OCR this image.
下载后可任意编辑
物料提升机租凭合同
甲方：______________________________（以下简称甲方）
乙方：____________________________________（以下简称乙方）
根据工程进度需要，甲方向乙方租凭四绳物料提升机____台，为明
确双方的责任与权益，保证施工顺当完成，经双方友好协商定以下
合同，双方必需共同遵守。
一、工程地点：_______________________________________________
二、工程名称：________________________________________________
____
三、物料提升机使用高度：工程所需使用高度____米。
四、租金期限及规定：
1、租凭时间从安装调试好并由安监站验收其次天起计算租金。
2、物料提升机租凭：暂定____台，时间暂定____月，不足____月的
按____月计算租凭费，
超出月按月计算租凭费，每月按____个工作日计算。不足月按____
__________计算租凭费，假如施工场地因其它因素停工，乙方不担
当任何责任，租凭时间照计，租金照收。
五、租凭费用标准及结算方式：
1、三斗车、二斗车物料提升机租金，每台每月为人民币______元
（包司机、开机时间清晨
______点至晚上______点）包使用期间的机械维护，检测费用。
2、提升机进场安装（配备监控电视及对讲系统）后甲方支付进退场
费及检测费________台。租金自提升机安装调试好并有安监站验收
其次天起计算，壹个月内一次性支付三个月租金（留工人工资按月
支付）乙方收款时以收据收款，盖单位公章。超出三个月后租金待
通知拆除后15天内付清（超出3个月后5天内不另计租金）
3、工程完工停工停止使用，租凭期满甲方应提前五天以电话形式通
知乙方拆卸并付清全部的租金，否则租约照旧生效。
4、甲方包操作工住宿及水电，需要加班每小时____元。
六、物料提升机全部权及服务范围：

——————————

--- What is required ---
Return each entry from above without altering a single character.

--- Output ---
OCR this image.
下载后可任意编辑
物料提升机租凭合同
甲方：______________________________（以下简称甲方）
乙方：____________________________________（以下简称乙方）
根据工程进度需要，甲方向乙方租凭四绳物料提升机____台，为明
确双方的责任与权益，保证施工顺当完成，经双方友好协商定以下
合同，双方必需共同遵守。
一、工程地点：_______________________________________________
二、工程名称：________________________________________________
____
三、物料提升机使用高度：工程所需使用高度____米。
四、租金期限及规定：
1、租凭时间从安装调试好并由安监站验收其次天起计算租金。
2、物料提升机租凭：暂定____台，时间暂定____月，不足____月的
按____月计算租凭费，
超出月按月计算租凭费，每月按____个工作日计算。不足月按____
__________计算租凭费，假如施工场地因其它因素停工，乙方不担
当任何责任，租凭时间照计，租金照收。
五、租凭费用标准及结算方式：
1、三斗车、二斗车物料提升机租金，每台每月为人民币______元
（包司机、开机时间清晨
______点至晚上______点）包使用期间的机械维护，检测费用。
2、提升机进场安装（配备监控电视及对讲系统）后甲方支付进退场
费及检测费________台。租金自提升机安装调试好并有安监站验收
其次天起计算，壹个月内一次性支付三个月租金（留工人工资按月
支付）乙方收款时以收据收款，盖单位公章。超出三个月后租金待
通知拆除后15天内付清（超出3个月后5天内不另计租金）
3、工程完工停工停止使用，租凭期满甲方应提前五天以电话形式通
知乙方拆卸并付清全部的租金，否则租约照旧生效。
4、甲方包操作工住宿及水电，需要加班每小时____元。
六、物料提升机全部权及服务范围：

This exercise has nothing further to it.